» **Requirements**
Write out only the tail of the records, beginning at the line containing "What's the underlying" and including the last line, exactly as written.

# start of Exercise inputs

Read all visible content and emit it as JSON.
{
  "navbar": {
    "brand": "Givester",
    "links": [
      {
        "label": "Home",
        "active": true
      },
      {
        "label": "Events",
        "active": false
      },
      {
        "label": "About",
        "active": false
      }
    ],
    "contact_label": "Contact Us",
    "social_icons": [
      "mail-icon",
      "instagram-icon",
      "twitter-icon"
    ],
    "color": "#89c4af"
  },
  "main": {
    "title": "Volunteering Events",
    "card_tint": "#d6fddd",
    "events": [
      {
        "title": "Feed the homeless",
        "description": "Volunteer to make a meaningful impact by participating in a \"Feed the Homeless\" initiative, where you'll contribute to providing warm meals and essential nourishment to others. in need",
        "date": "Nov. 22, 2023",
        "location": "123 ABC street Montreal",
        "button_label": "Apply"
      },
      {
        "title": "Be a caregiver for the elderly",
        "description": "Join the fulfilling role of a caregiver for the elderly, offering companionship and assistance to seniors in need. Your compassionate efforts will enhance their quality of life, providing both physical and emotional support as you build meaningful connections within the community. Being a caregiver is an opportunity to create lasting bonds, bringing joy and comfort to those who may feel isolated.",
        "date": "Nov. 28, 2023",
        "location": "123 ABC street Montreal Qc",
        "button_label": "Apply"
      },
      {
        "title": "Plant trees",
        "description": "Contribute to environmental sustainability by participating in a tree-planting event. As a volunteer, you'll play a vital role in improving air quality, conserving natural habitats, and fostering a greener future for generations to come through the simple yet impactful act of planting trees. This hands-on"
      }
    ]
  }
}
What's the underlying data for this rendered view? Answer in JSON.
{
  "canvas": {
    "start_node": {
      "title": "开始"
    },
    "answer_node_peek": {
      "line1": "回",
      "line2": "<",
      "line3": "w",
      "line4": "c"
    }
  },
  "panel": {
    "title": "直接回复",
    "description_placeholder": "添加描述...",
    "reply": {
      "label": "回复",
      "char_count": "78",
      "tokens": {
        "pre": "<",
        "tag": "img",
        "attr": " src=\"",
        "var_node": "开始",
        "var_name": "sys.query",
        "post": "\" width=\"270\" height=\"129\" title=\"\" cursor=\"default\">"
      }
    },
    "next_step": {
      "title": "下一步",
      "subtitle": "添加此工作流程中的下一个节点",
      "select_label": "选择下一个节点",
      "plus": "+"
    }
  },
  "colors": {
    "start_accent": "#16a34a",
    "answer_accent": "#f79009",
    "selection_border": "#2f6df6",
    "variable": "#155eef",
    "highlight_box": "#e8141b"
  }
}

# end of Exercise inputs

» **Reply**
What's the underlying data for this rendered view? Answer in JSON.
{
  "canvas": {
    "start_node": {
      "title": "开始"
    },
    "answer_node_peek": {
      "line1": "回",
      "line2": "<",
      "line3": "w",
      "line4": "c"
    }
  },
  "panel": {
    "title": "直接回复",
    "description_placeholder": "添加描述...",
    "reply": {
      "label": "回复",
      "char_count": "78",
      "tokens": {
        "pre": "<",
        "tag": "img",
        "attr": " src=\"",
        "var_node": "开始",
        "var_name": "sys.query",
        "post": "\" width=\"270\" height=\"129\" title=\"\" cursor=\"default\">"
      }
    },
    "next_step": {
      "title": "下一步",
      "subtitle": "添加此工作流程中的下一个节点",
      "select_label": "选择下一个节点",
      "plus": "+"
    }
  },
  "colors": {
    "start_accent": "#16a34a",
    "answer_accent": "#f79009",
    "selection_border": "#2f6df6",
    "variable": "#155eef",
    "highlight_box": "#e8141b"
  }
}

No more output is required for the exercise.